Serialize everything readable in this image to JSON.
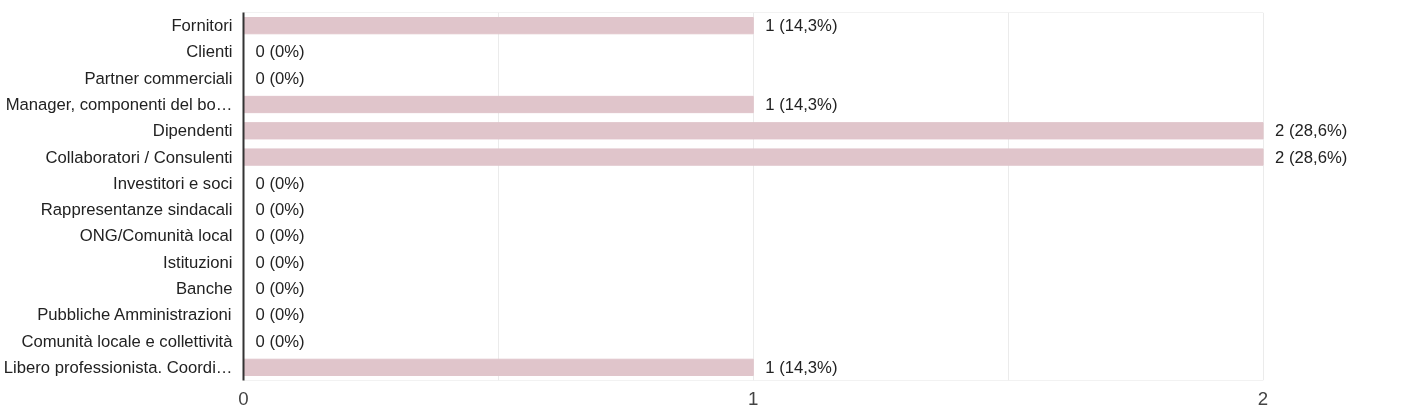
{
  "chart_data": {
    "type": "bar",
    "orientation": "horizontal",
    "categories": [
      "Fornitori",
      "Clienti",
      "Partner commerciali",
      "Manager, componenti del bo…",
      "Dipendenti",
      "Collaboratori / Consulenti",
      "Investitori e soci",
      "Rappresentanze sindacali",
      "ONG/Comunità local",
      "Istituzioni",
      "Banche",
      "Pubbliche Amministrazioni",
      "Comunità locale e collettività",
      "Libero professionista. Coordi…"
    ],
    "values": [
      1,
      0,
      0,
      1,
      2,
      2,
      0,
      0,
      0,
      0,
      0,
      0,
      0,
      1
    ],
    "value_labels": [
      "1 (14,3%)",
      "0 (0%)",
      "0 (0%)",
      "1 (14,3%)",
      "2 (28,6%)",
      "2 (28,6%)",
      "0 (0%)",
      "0 (0%)",
      "0 (0%)",
      "0 (0%)",
      "0 (0%)",
      "0 (0%)",
      "0 (0%)",
      "1 (14,3%)"
    ],
    "color": "#e0c5cb",
    "xlim": [
      0,
      2
    ],
    "xticks": [
      0,
      {
        "value": 0.5,
        "label": null
      },
      1,
      {
        "value": 1.5,
        "label": null
      },
      2
    ],
    "grid": "x"
  }
}
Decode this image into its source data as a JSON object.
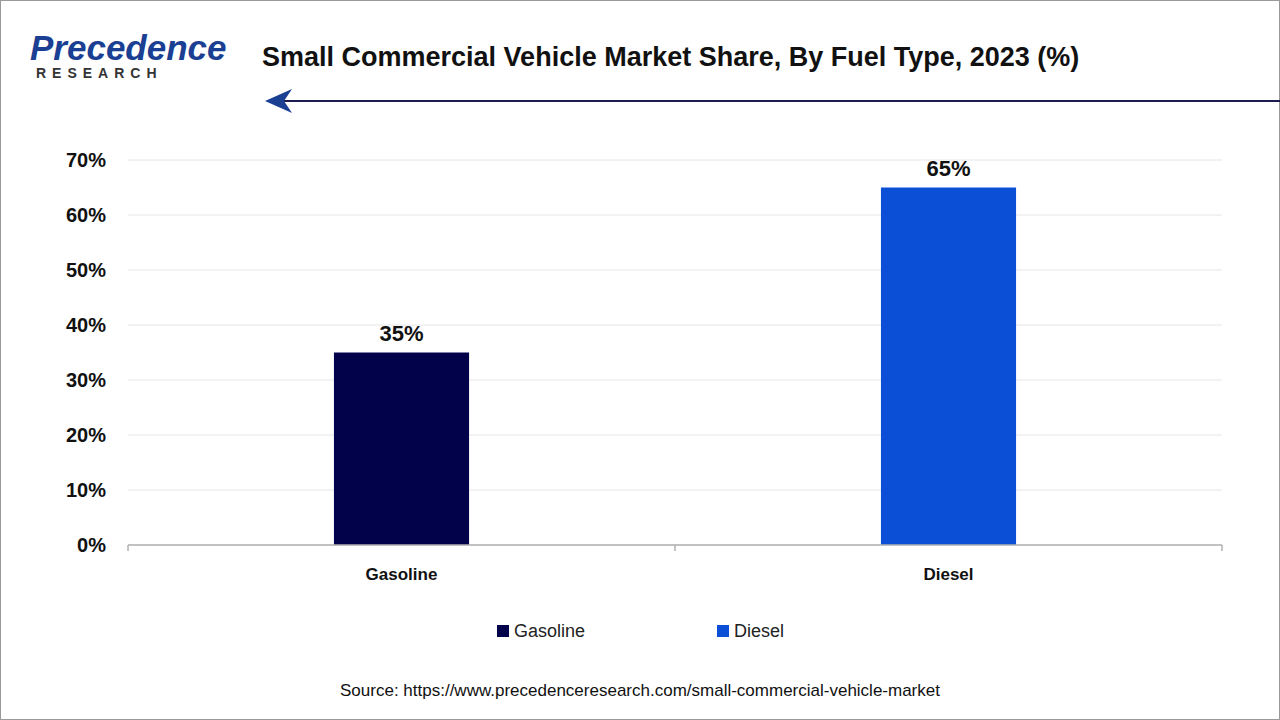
{
  "logo": {
    "name": "Precedence",
    "tagline": "RESEARCH"
  },
  "chart_data": {
    "type": "bar",
    "title": "Small Commercial Vehicle Market Share, By Fuel Type, 2023 (%)",
    "source": "Source: https://www.precedenceresearch.com/small-commercial-vehicle-market",
    "categories": [
      "Gasoline",
      "Diesel"
    ],
    "values": [
      35,
      65
    ],
    "value_labels": [
      "35%",
      "65%"
    ],
    "colors": [
      "#02024a",
      "#0a4fd6"
    ],
    "ylim": [
      0,
      70
    ],
    "yticks": [
      {
        "value": 0,
        "label": "0%"
      },
      {
        "value": 10,
        "label": "10%"
      },
      {
        "value": 20,
        "label": "20%"
      },
      {
        "value": 30,
        "label": "30%"
      },
      {
        "value": 40,
        "label": "40%"
      },
      {
        "value": 50,
        "label": "50%"
      },
      {
        "value": 60,
        "label": "60%"
      },
      {
        "value": 70,
        "label": "70%"
      }
    ],
    "grid": true,
    "data_labels": true,
    "legend": "bottom"
  }
}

What needs to be done: Without the pictures, print the whole listing exactly as given.

Expected answer:
Serialize everything readable in this image to JSON.
{
  "chart_data": {
    "type": "bar",
    "orientation": "horizontal",
    "categories": [
      "Fornitori",
      "Clienti",
      "Partner commerciali",
      "Manager, componenti del bo…",
      "Dipendenti",
      "Collaboratori / Consulenti",
      "Investitori e soci",
      "Rappresentanze sindacali",
      "ONG/Comunità local",
      "Istituzioni",
      "Banche",
      "Pubbliche Amministrazioni",
      "Comunità locale e collettività",
      "Libero professionista. Coordi…"
    ],
    "values": [
      1,
      0,
      0,
      1,
      2,
      2,
      0,
      0,
      0,
      0,
      0,
      0,
      0,
      1
    ],
    "value_labels": [
      "1 (14,3%)",
      "0 (0%)",
      "0 (0%)",
      "1 (14,3%)",
      "2 (28,6%)",
      "2 (28,6%)",
      "0 (0%)",
      "0 (0%)",
      "0 (0%)",
      "0 (0%)",
      "0 (0%)",
      "0 (0%)",
      "0 (0%)",
      "1 (14,3%)"
    ],
    "color": "#e0c5cb",
    "xlim": [
      0,
      2
    ],
    "xticks": [
      0,
      {
        "value": 0.5,
        "label": null
      },
      1,
      {
        "value": 1.5,
        "label": null
      },
      2
    ],
    "grid": "x"
  }
}
Decode this image into its source data as a JSON object.
{
  "logo": {
    "name": "Precedence",
    "tagline": "RESEARCH"
  },
  "chart_data": {
    "type": "bar",
    "title": "Small Commercial Vehicle Market Share, By Fuel Type, 2023 (%)",
    "source": "Source: https://www.precedenceresearch.com/small-commercial-vehicle-market",
    "categories": [
      "Gasoline",
      "Diesel"
    ],
    "values": [
      35,
      65
    ],
    "value_labels": [
      "35%",
      "65%"
    ],
    "colors": [
      "#02024a",
      "#0a4fd6"
    ],
    "ylim": [
      0,
      70
    ],
    "yticks": [
      {
        "value": 0,
        "label": "0%"
      },
      {
        "value": 10,
        "label": "10%"
      },
      {
        "value": 20,
        "label": "20%"
      },
      {
        "value": 30,
        "label": "30%"
      },
      {
        "value": 40,
        "label": "40%"
      },
      {
        "value": 50,
        "label": "50%"
      },
      {
        "value": 60,
        "label": "60%"
      },
      {
        "value": 70,
        "label": "70%"
      }
    ],
    "grid": true,
    "data_labels": true,
    "legend": "bottom"
  }
}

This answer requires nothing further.